==== Material for the task ====

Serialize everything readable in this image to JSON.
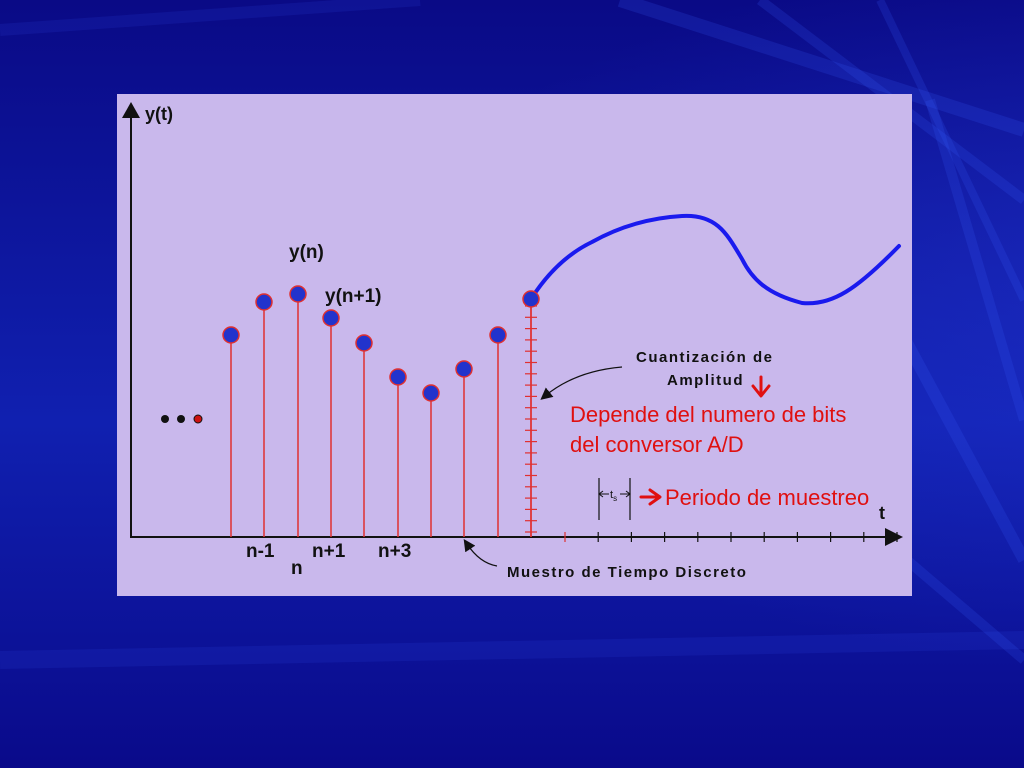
{
  "diagram": {
    "y_axis_label": "y(t)",
    "t_axis_label": "t",
    "sample_labels": {
      "yn": "y(n)",
      "yn1": "y(n+1)",
      "n_minus_1": "n-1",
      "n": "n",
      "n_plus_1": "n+1",
      "n_plus_3": "n+3"
    },
    "annotations": {
      "quantization_line1": "Cuantización de",
      "quantization_line2": "Amplitud",
      "bits_line1": "Depende del numero de bits",
      "bits_line2": "del conversor A/D",
      "ts_base": "t",
      "ts_sub": "s",
      "sampling_period": "Periodo de muestreo",
      "discrete_time": "Muestro de Tiempo Discreto"
    },
    "colors": {
      "panel": "#c9b8ec",
      "stem": "#e03030",
      "dot": "#2233cc",
      "curve": "#1a1aee",
      "note": "#e01010"
    }
  }
}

====

Your copy should repeat each entry above exactly but contain no pictures.

Serialize everything readable in this image to JSON.
{
  "diagram": {
    "y_axis_label": "y(t)",
    "t_axis_label": "t",
    "sample_labels": {
      "yn": "y(n)",
      "yn1": "y(n+1)",
      "n_minus_1": "n-1",
      "n": "n",
      "n_plus_1": "n+1",
      "n_plus_3": "n+3"
    },
    "annotations": {
      "quantization_line1": "Cuantización de",
      "quantization_line2": "Amplitud",
      "bits_line1": "Depende del numero de bits",
      "bits_line2": "del conversor A/D",
      "ts_base": "t",
      "ts_sub": "s",
      "sampling_period": "Periodo de muestreo",
      "discrete_time": "Muestro de Tiempo Discreto"
    },
    "colors": {
      "panel": "#c9b8ec",
      "stem": "#e03030",
      "dot": "#2233cc",
      "curve": "#1a1aee",
      "note": "#e01010"
    }
  }
}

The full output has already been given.